TASK OBJECTIVE:
Return the following rows unchanged, character for character.

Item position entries
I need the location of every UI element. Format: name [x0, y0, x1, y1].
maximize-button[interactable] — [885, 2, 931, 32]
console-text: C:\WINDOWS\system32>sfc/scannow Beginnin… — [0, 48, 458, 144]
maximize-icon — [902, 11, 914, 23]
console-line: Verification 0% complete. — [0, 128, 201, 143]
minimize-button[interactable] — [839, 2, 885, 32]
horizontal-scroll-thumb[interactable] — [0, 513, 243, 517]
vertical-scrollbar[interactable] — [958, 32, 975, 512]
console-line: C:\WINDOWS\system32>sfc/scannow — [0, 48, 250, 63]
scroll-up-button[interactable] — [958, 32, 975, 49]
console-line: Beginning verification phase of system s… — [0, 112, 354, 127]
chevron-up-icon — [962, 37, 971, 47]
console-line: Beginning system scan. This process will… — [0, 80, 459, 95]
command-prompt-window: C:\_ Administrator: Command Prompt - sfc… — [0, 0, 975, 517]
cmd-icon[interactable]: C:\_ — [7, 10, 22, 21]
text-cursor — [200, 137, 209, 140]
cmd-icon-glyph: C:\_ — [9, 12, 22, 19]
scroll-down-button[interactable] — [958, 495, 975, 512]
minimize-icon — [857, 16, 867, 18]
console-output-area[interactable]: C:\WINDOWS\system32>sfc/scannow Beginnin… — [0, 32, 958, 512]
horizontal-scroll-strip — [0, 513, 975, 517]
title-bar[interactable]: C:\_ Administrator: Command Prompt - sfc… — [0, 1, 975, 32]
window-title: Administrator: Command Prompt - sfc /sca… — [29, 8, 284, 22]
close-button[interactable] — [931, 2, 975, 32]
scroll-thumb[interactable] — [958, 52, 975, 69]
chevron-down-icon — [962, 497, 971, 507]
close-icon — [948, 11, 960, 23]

RESPONSE BELOW:
I need the location of every UI element. Format: name [x0, y0, x1, y1].
maximize-button[interactable] — [885, 2, 931, 32]
console-text: C:\WINDOWS\system32>sfc/scannow Beginnin… — [0, 48, 458, 144]
maximize-icon — [902, 11, 914, 23]
console-line: Verification 0% complete. — [0, 128, 201, 143]
minimize-button[interactable] — [839, 2, 885, 32]
horizontal-scroll-thumb[interactable] — [0, 513, 243, 517]
vertical-scrollbar[interactable] — [958, 32, 975, 512]
console-line: C:\WINDOWS\system32>sfc/scannow — [0, 48, 250, 63]
scroll-up-button[interactable] — [958, 32, 975, 49]
console-line: Beginning verification phase of system s… — [0, 112, 354, 127]
chevron-up-icon — [962, 37, 971, 47]
console-line: Beginning system scan. This process will… — [0, 80, 459, 95]
command-prompt-window: C:\_ Administrator: Command Prompt - sfc… — [0, 0, 975, 517]
cmd-icon[interactable]: C:\_ — [7, 10, 22, 21]
text-cursor — [200, 137, 209, 140]
cmd-icon-glyph: C:\_ — [9, 12, 22, 19]
scroll-down-button[interactable] — [958, 495, 975, 512]
minimize-icon — [857, 16, 867, 18]
console-output-area[interactable]: C:\WINDOWS\system32>sfc/scannow Beginnin… — [0, 32, 958, 512]
horizontal-scroll-strip — [0, 513, 975, 517]
title-bar[interactable]: C:\_ Administrator: Command Prompt - sfc… — [0, 1, 975, 32]
window-title: Administrator: Command Prompt - sfc /sca… — [29, 8, 284, 22]
close-button[interactable] — [931, 2, 975, 32]
scroll-thumb[interactable] — [958, 52, 975, 69]
chevron-down-icon — [962, 497, 971, 507]
close-icon — [948, 11, 960, 23]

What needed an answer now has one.